The records:
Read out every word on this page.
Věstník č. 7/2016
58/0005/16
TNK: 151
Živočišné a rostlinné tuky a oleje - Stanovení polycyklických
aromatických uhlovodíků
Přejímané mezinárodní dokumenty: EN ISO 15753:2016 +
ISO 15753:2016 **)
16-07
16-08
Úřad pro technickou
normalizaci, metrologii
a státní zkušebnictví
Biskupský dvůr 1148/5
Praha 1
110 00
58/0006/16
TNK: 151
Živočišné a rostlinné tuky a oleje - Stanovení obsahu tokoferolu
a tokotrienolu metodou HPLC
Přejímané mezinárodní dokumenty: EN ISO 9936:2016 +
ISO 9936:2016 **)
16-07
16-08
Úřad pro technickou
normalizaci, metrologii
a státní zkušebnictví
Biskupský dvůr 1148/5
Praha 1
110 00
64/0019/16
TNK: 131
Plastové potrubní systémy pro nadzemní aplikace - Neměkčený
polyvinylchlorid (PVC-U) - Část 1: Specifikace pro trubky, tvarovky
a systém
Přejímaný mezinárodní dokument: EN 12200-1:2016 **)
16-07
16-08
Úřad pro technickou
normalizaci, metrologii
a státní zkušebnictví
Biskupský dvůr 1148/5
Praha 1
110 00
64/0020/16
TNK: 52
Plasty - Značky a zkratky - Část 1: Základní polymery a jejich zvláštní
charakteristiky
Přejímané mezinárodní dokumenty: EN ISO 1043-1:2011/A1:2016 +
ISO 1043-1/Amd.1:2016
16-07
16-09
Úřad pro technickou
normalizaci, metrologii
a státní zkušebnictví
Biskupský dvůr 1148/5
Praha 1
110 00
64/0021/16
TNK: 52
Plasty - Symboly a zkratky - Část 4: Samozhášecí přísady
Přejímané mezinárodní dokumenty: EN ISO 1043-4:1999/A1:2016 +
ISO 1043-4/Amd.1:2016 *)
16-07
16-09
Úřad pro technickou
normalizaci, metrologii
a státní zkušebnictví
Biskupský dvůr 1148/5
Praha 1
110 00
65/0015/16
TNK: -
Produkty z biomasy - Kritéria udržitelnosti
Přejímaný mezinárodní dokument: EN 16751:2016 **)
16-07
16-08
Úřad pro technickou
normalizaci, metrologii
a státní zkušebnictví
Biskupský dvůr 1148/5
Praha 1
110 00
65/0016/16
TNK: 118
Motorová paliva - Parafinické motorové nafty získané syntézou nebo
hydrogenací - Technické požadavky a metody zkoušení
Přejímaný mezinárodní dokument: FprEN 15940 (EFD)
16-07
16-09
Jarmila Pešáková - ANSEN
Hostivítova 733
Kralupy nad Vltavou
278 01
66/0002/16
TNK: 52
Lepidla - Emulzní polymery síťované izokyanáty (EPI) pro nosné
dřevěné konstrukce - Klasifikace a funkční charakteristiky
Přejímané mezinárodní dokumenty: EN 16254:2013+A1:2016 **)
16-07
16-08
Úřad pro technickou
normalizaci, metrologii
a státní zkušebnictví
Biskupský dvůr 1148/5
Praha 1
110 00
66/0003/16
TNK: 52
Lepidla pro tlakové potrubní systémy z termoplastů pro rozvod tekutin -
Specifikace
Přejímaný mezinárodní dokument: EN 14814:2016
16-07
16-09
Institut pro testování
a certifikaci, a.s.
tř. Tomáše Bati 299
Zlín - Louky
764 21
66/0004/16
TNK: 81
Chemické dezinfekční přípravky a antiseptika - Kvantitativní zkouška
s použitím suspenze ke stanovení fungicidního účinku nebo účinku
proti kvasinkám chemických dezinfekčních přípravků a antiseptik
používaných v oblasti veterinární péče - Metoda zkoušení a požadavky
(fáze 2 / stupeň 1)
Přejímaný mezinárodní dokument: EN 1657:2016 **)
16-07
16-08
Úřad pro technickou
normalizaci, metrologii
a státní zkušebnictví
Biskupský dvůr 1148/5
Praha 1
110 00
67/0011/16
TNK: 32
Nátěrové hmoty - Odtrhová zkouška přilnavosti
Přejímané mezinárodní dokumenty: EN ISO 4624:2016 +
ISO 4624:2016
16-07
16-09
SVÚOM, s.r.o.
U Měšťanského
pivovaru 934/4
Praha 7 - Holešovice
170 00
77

Request:
Among the lines of the records above, count those holding the string "rostlinné", and report only the number.

Result of this exercise:
2